• [ATTIVITÀ DA SVOLGERE]:
A. Indica se ciascuna affermazione concorda con il testo di lettura, rispondendo sì o no e citando testualmente le parole che lo stabiliscono: (i) l’incontro personale avvenne nel 1960; (ii) chi racconta percorse 500 chilometri per vedere il Fondatore dell’Opus Dei; (iii) a quel tempo il Fondatore dell’Opus Dei si recava spesso in Spagna.
B. In base al testo di lettura, quale titolo conferiva l’Università di Saragozza al Fondatore dell’Opus Dei?

• [TESTO DI LETTURA]:

Alcuni anni dopo, nel 1960, ebbi l’opportunità di incontrarlo personalmente. L’occasione era solenne: l’Università di Saragozza gli conferiva il titolo di dottore honoris causa. Non esitai a intraprendere un viaggio di 500 chilometri per poterlo vedere: da alcuni anni, infatti, il Fondatore dell’Opus Dei si era trasferito a Roma e non erano molto frequenti i suoi viaggi in Spagna.

Potei parlare con lui solo un momento, quando era già sul punto di recarsi all’università, ma quel fugace colloquio mi permise di constatare la ricchezza di un carattere nel quale due aspetti risaltavano in modo particolare.

• [VOCI DEL DATASET]:
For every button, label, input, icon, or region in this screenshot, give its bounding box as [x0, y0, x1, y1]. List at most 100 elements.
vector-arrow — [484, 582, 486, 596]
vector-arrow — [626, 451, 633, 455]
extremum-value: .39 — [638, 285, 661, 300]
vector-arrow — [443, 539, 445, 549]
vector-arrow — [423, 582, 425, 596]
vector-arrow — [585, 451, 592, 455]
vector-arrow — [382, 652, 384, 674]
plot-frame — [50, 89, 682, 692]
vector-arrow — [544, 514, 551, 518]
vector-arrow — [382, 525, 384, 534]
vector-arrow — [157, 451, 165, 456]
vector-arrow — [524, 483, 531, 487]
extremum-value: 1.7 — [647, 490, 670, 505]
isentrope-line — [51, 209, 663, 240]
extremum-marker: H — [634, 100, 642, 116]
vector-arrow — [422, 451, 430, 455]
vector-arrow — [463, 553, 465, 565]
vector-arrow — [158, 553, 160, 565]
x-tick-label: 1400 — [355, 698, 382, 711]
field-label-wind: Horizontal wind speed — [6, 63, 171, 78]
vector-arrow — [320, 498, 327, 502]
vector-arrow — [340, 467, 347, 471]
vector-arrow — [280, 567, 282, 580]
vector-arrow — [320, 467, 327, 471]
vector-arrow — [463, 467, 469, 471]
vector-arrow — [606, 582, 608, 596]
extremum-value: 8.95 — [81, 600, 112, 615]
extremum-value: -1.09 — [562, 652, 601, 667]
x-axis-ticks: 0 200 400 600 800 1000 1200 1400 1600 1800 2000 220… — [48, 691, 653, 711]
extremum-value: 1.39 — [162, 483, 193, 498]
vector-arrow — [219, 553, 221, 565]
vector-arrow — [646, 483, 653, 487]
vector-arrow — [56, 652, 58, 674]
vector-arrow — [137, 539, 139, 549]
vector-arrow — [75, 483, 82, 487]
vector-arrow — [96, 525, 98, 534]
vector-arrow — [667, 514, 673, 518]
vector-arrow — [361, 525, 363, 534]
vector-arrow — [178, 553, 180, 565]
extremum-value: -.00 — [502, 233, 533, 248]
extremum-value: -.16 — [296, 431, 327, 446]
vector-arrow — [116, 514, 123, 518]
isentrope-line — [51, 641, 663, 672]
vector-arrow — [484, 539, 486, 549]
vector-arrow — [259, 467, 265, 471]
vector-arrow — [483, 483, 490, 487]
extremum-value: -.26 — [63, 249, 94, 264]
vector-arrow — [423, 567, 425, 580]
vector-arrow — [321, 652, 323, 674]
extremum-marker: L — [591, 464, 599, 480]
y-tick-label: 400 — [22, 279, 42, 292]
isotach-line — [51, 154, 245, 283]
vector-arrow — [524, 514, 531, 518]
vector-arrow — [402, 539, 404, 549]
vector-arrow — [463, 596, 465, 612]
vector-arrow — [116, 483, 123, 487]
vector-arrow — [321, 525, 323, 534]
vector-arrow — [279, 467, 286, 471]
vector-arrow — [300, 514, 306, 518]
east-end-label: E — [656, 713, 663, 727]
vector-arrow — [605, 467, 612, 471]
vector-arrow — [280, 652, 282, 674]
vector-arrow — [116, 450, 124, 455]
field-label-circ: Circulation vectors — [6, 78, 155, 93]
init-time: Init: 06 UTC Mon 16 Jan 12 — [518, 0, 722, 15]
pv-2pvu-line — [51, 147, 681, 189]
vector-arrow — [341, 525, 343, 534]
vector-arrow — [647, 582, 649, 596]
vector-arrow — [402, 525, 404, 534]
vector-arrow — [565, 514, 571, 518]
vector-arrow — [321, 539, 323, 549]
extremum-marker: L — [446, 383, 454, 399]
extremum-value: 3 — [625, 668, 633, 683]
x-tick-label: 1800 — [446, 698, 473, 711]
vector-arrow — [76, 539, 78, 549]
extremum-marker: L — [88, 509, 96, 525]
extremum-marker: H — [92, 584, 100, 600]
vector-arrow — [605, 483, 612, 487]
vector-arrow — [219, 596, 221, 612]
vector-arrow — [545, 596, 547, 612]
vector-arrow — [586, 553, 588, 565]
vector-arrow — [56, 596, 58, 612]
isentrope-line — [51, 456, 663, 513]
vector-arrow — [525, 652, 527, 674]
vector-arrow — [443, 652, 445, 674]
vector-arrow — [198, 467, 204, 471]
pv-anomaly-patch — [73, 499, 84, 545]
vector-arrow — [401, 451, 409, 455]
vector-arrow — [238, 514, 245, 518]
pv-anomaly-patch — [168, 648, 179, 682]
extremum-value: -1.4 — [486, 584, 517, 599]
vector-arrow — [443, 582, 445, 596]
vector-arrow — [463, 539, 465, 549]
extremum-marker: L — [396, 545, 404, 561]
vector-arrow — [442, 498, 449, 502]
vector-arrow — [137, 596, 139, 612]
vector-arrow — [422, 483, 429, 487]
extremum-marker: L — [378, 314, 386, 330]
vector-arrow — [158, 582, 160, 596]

• [RISULTATI ATTESI]:
A.
(i) Sì: «nel 1960, ebbi l’opportunità di incontrarlo personalmente»
(ii) Sì: «Non esitai a intraprendere un viaggio di 500 chilometri per poterlo vedere»
(iii) No: «non erano molto frequenti i suoi viaggi in Spagna»

B. Il titolo di dottore honoris causa.